Work instructions: Return, unchanged, the lines of the records that begin with the line containing "order-panel: Add to" and continue through the line containing "price-option-50[interactable]: $50: [30, 111, 728, 130]".

Records to use:
======
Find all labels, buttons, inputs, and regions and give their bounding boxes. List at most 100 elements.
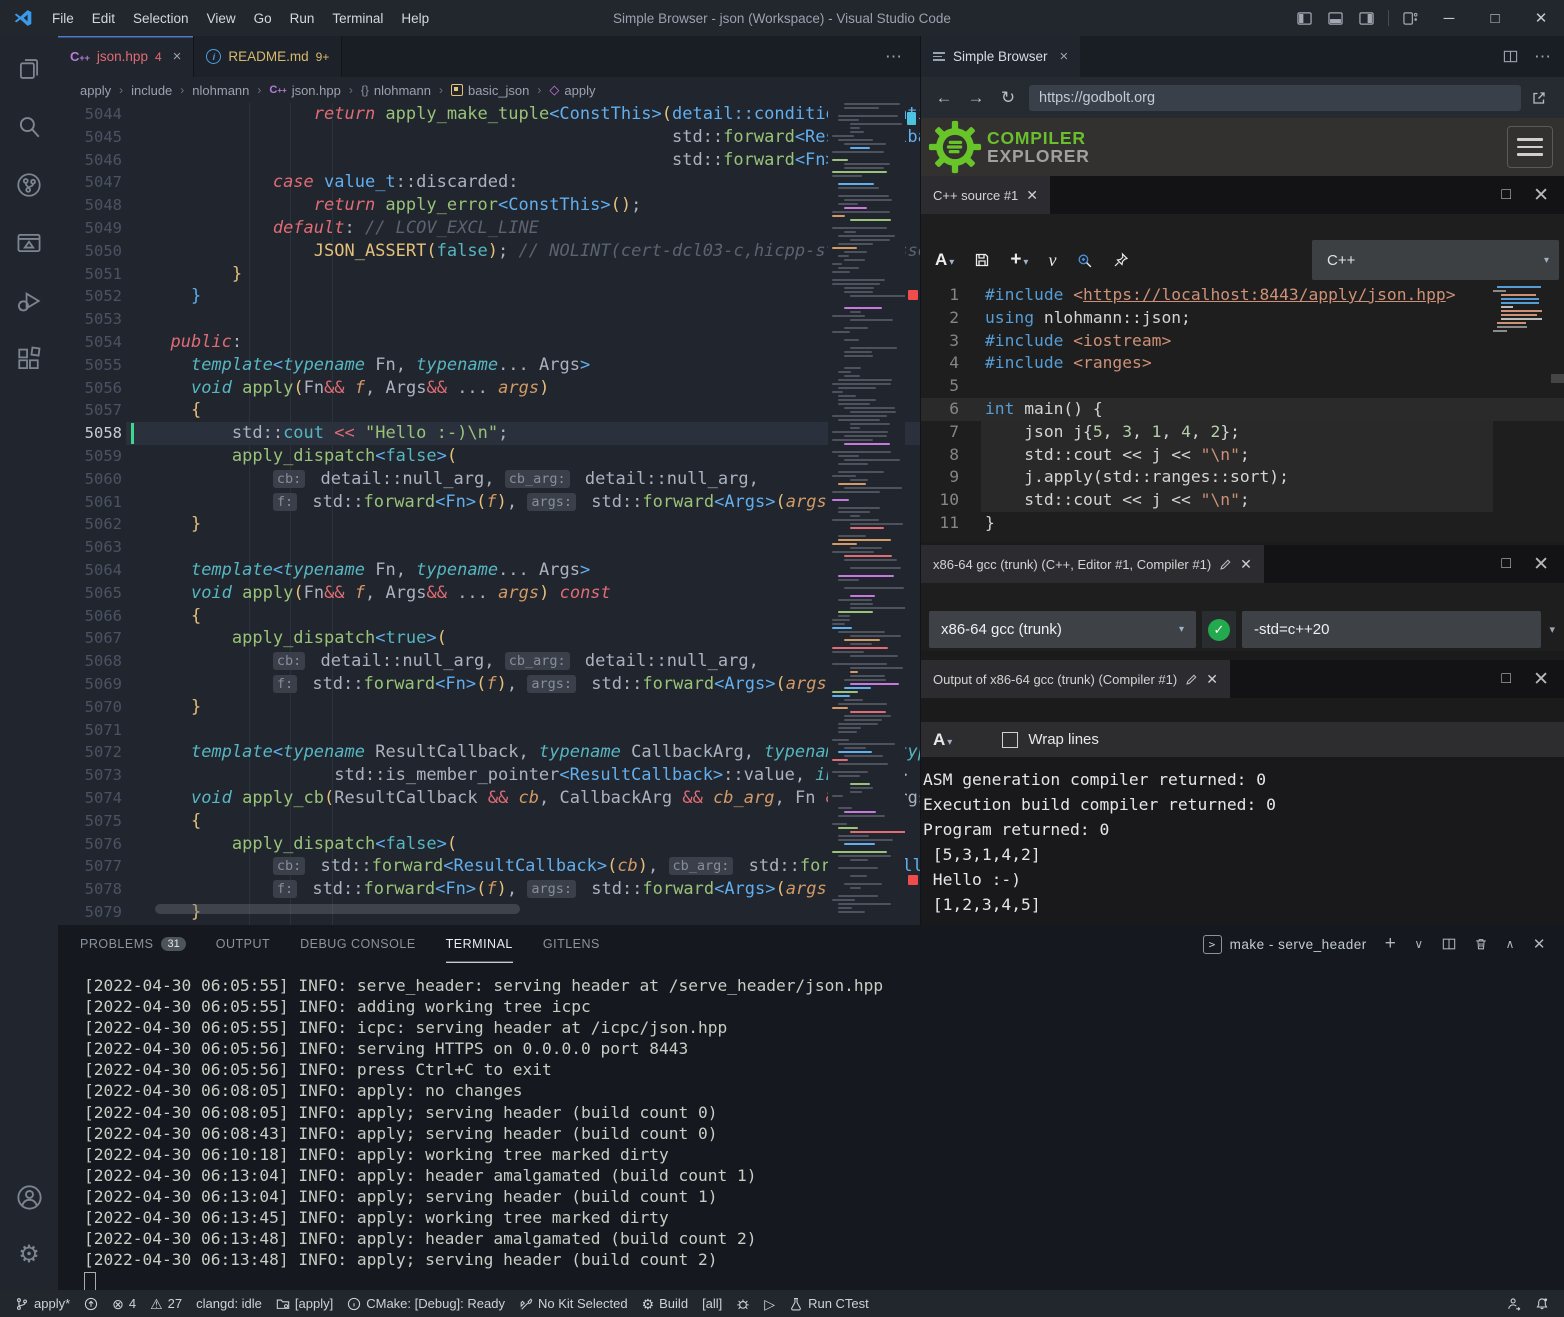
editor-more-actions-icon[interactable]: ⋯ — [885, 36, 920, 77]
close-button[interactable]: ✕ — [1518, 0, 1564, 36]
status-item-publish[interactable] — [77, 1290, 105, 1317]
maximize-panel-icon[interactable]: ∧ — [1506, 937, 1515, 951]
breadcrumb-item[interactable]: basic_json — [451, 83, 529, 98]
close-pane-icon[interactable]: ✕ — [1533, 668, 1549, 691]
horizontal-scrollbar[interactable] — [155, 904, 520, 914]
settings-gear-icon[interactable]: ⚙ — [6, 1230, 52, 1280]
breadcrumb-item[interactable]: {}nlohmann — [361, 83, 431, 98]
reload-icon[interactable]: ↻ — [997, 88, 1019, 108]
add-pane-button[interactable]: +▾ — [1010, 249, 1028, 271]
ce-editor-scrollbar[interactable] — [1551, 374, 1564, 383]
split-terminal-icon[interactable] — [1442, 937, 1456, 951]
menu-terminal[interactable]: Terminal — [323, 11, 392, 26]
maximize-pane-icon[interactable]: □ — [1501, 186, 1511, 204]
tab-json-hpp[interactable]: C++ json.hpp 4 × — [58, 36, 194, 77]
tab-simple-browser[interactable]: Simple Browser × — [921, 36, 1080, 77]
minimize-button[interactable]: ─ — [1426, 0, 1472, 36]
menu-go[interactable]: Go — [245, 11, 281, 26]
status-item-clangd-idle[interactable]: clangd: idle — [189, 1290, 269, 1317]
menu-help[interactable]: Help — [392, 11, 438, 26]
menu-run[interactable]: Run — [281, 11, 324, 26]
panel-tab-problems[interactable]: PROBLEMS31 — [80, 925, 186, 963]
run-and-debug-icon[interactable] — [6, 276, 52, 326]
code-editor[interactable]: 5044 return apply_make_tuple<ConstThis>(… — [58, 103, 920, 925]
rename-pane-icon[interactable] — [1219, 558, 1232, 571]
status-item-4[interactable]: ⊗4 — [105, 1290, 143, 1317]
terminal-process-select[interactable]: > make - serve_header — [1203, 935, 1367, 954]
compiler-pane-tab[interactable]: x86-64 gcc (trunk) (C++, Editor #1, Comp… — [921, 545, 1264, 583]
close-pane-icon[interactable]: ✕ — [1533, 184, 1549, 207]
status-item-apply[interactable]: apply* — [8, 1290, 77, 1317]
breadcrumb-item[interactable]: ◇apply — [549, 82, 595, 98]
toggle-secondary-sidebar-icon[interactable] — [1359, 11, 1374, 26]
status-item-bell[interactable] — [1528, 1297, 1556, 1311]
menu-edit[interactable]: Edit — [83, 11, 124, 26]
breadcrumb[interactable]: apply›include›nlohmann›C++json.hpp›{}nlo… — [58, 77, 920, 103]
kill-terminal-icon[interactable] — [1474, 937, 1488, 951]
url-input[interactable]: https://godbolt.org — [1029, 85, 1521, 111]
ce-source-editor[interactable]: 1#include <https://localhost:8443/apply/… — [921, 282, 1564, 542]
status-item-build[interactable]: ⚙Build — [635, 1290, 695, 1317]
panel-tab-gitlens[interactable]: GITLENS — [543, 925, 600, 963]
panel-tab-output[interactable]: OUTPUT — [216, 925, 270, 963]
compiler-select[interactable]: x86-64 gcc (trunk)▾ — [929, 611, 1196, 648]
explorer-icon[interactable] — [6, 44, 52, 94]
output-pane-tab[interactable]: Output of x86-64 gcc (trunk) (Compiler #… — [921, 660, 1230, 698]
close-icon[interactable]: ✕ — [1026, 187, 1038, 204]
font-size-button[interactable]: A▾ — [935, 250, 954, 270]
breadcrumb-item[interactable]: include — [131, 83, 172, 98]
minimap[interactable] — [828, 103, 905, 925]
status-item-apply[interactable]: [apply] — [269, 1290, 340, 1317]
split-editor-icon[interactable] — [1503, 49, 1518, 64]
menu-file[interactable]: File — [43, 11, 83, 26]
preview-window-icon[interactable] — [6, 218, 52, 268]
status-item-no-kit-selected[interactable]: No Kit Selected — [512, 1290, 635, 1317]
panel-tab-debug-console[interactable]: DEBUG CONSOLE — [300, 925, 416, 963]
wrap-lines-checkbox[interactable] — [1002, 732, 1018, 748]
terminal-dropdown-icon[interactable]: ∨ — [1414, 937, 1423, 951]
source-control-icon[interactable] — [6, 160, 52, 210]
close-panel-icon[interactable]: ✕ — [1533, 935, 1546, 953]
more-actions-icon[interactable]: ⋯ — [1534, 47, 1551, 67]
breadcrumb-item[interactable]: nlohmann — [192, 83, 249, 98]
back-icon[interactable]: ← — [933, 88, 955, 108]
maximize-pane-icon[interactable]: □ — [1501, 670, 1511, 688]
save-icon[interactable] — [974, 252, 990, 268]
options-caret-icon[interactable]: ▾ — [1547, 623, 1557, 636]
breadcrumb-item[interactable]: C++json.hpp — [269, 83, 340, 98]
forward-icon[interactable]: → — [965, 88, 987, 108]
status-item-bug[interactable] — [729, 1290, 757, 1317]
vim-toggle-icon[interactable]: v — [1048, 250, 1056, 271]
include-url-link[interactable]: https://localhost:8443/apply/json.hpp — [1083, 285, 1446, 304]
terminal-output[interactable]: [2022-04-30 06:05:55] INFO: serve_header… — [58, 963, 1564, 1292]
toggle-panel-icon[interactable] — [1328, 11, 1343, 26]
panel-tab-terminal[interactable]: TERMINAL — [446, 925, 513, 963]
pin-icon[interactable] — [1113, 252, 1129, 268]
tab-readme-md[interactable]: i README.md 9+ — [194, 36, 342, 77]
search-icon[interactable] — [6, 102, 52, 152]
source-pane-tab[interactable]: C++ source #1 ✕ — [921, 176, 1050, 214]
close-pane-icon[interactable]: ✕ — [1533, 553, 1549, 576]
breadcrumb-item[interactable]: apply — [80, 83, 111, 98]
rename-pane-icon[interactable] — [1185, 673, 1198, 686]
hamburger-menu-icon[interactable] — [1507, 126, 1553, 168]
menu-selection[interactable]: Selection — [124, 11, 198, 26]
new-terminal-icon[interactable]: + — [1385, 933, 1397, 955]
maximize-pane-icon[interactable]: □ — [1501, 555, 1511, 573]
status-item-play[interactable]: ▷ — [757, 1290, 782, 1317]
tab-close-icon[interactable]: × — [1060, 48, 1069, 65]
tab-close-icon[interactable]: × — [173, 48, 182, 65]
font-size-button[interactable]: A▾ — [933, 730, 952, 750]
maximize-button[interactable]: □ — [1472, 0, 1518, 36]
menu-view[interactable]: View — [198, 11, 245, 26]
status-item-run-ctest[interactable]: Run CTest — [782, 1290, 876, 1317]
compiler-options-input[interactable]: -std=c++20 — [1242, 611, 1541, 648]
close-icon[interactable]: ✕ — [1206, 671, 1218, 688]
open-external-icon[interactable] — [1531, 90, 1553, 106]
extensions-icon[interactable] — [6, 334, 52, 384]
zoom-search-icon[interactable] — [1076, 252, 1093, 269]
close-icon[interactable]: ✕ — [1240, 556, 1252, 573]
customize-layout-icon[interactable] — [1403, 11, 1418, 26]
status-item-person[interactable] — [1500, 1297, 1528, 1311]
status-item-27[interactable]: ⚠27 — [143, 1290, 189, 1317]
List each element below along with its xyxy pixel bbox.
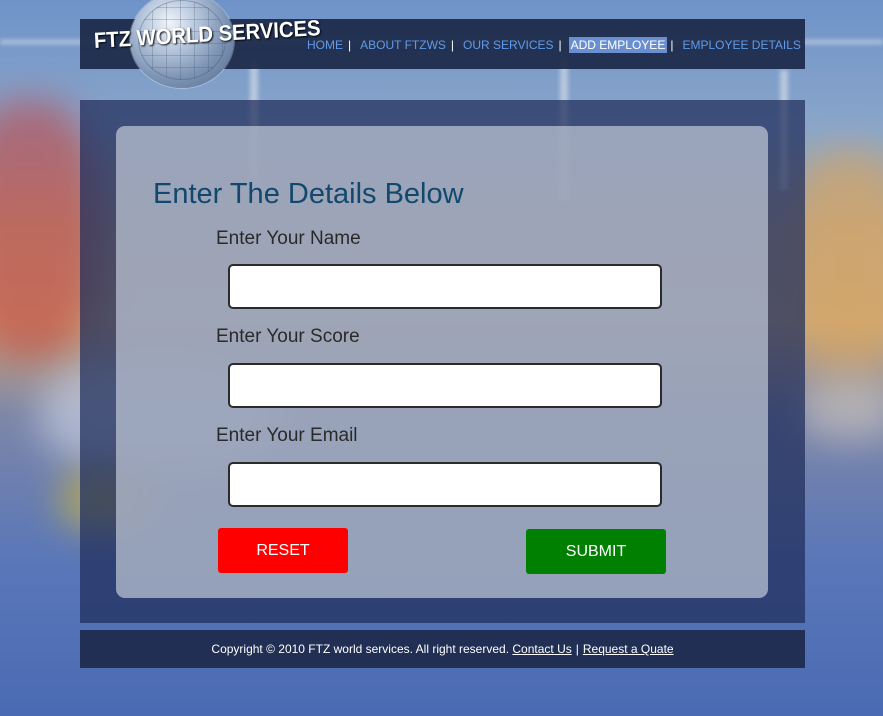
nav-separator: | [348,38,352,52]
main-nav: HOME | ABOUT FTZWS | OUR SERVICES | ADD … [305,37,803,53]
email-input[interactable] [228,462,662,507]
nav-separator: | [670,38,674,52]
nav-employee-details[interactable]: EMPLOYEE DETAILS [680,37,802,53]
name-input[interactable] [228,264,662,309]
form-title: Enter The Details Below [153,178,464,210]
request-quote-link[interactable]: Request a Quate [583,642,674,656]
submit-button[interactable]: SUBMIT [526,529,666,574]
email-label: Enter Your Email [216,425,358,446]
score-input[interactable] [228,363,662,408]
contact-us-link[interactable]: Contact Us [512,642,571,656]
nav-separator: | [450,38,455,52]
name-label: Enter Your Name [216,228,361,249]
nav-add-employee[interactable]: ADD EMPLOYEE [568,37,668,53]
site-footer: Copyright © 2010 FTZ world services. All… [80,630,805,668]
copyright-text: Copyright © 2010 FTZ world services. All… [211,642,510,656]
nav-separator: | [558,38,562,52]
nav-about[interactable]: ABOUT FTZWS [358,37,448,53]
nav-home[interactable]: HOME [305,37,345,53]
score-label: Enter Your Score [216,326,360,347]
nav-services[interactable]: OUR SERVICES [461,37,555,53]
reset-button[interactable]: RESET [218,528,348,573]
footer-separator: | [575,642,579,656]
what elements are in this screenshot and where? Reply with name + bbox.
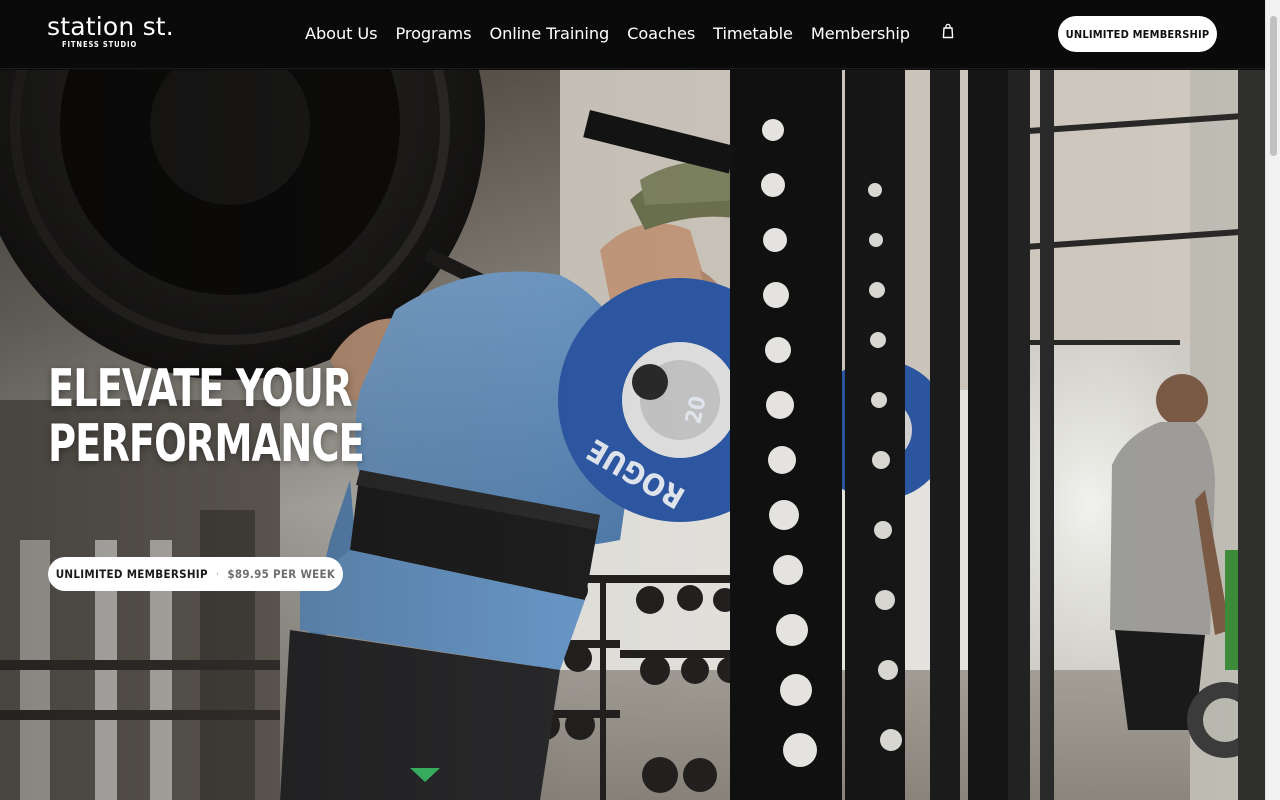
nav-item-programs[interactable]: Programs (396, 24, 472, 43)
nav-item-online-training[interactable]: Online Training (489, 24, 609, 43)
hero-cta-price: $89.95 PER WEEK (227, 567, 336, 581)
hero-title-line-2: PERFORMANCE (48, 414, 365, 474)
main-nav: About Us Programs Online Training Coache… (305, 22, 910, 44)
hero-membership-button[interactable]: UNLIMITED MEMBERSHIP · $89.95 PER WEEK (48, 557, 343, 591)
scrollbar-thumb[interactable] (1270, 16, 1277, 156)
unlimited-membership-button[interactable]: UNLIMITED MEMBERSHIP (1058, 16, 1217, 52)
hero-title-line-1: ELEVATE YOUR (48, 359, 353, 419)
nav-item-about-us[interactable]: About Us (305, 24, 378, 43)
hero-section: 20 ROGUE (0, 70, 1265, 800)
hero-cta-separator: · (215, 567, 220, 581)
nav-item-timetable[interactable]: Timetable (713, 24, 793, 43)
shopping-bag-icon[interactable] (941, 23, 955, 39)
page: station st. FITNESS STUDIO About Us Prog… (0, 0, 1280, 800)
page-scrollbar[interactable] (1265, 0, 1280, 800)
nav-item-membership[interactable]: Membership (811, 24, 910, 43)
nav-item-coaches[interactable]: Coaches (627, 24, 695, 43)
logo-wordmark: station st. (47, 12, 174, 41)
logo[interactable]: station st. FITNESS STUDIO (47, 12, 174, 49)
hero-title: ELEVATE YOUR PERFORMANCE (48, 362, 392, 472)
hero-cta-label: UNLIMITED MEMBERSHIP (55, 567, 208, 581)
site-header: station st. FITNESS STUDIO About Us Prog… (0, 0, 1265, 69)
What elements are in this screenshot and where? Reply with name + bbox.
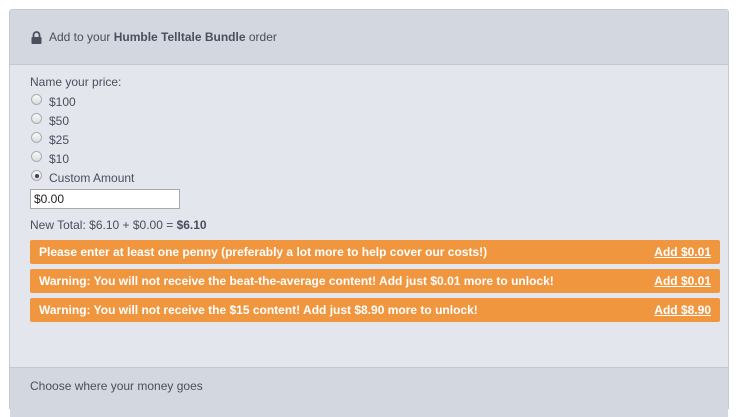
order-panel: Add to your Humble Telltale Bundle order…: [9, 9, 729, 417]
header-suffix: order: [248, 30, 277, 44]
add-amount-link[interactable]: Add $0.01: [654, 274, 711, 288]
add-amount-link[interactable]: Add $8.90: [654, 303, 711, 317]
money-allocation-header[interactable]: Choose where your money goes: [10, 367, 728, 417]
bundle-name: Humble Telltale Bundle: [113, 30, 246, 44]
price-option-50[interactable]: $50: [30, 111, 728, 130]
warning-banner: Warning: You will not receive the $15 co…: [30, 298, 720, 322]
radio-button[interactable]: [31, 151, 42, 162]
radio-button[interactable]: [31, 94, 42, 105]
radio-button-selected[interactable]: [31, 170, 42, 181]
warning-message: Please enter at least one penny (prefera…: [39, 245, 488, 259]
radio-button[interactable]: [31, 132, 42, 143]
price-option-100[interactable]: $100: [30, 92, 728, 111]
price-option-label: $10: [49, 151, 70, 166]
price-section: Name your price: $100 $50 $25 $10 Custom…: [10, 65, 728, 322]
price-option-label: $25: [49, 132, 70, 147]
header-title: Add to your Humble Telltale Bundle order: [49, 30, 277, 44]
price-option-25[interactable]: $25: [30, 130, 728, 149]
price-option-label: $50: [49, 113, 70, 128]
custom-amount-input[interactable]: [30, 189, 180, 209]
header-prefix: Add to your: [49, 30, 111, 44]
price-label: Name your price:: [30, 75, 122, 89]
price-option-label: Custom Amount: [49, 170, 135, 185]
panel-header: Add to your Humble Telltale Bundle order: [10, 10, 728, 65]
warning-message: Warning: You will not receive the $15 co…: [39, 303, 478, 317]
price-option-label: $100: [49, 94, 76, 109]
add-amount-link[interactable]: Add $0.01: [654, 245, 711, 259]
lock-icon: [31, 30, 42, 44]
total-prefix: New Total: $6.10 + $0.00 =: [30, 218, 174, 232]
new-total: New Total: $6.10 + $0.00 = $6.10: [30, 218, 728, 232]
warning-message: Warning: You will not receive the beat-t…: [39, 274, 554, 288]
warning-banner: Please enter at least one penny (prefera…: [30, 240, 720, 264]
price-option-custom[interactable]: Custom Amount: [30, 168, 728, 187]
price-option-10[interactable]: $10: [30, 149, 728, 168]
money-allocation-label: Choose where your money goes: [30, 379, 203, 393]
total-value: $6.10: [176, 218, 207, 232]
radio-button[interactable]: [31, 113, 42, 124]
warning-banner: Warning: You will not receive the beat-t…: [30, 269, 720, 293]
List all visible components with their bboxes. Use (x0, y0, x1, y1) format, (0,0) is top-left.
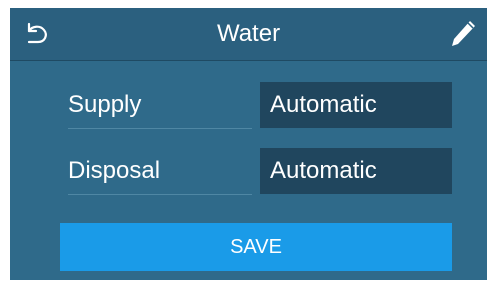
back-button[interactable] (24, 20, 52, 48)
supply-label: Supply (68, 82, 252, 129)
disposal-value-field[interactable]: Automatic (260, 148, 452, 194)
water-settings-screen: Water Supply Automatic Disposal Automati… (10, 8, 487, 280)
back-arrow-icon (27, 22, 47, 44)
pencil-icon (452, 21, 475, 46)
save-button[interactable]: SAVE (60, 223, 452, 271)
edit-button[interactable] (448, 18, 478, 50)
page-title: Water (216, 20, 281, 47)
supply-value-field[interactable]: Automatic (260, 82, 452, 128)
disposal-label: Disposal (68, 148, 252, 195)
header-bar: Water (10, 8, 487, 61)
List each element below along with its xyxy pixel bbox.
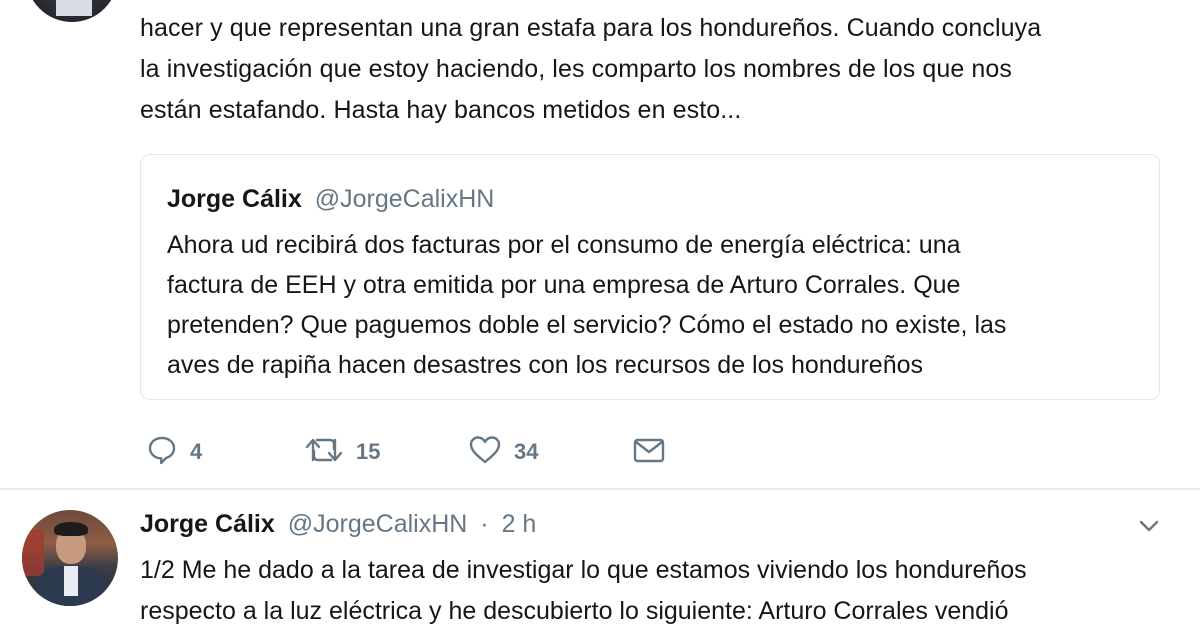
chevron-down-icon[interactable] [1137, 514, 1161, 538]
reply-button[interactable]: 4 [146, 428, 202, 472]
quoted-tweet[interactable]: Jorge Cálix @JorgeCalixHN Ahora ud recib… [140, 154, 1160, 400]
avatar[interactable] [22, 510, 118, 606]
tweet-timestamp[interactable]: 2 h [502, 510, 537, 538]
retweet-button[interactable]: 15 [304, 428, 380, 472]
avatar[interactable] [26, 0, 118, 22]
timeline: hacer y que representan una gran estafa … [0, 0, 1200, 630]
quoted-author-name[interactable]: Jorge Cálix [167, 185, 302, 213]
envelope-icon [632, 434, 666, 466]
======
Right answer:
order-panel: Add to your Humble Telltale Bundle order…: [9, 9, 729, 417]
header-suffix: order: [248, 30, 277, 44]
add-amount-link[interactable]: Add $0.01: [654, 274, 711, 288]
add-amount-link[interactable]: Add $8.90: [654, 303, 711, 317]
money-allocation-header[interactable]: Choose where your money goes: [10, 367, 728, 417]
bundle-name: Humble Telltale Bundle: [113, 30, 246, 44]
price-option-50[interactable]: $50: [30, 111, 728, 130]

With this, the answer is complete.